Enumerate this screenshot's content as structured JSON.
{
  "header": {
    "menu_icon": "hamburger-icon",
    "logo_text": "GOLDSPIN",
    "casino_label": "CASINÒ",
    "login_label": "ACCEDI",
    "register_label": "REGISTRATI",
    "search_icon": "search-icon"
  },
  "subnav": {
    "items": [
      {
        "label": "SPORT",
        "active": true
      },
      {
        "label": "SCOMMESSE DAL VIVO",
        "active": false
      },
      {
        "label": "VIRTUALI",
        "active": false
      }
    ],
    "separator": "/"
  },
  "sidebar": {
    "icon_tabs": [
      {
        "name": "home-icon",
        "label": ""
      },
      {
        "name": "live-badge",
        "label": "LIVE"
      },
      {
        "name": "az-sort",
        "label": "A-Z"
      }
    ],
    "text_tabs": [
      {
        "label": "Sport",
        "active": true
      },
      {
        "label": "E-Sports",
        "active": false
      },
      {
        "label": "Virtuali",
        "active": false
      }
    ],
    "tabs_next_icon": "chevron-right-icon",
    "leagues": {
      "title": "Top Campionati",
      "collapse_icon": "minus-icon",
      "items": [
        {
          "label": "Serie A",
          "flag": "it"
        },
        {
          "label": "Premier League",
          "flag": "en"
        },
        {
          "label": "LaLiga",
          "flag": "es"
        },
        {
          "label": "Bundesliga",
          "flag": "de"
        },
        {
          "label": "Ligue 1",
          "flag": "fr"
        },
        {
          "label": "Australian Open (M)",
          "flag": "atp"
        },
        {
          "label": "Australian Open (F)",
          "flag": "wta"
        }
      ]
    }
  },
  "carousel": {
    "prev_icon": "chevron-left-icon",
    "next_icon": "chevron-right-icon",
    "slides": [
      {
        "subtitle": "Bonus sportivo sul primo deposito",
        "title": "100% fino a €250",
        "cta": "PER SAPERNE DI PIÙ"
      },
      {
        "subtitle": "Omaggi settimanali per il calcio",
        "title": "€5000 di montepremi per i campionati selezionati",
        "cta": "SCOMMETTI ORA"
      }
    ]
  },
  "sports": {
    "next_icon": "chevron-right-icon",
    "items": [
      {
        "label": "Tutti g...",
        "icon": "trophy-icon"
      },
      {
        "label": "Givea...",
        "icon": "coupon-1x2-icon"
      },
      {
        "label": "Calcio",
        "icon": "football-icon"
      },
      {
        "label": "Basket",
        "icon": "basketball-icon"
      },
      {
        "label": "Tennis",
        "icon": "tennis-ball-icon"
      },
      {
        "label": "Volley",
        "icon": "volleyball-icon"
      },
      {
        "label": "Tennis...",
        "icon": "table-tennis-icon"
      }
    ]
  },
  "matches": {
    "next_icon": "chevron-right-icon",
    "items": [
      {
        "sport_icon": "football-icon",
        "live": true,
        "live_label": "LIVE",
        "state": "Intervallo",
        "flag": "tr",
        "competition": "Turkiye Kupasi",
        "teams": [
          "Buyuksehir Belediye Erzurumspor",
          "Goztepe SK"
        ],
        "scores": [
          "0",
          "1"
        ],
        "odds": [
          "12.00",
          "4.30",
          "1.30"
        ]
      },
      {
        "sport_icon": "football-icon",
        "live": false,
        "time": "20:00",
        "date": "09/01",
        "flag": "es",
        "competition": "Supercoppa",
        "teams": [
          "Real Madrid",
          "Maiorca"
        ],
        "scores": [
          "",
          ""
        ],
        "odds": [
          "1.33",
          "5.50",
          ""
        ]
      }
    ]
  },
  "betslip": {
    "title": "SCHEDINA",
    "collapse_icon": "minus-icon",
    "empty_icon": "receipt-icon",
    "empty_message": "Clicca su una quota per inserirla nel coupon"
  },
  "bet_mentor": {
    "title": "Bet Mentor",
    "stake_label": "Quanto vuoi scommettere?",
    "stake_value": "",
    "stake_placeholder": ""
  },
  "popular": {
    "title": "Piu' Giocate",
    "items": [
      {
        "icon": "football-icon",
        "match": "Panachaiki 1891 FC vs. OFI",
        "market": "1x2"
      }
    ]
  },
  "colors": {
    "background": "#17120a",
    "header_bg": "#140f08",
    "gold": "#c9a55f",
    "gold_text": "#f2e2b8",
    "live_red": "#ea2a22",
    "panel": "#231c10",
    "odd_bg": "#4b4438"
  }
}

——————————

Prompt: Pick out every line above that contains the word "competition" and copy it.

Task response:
        "competition": "Turkiye Kupasi",
        "competition": "Supercoppa",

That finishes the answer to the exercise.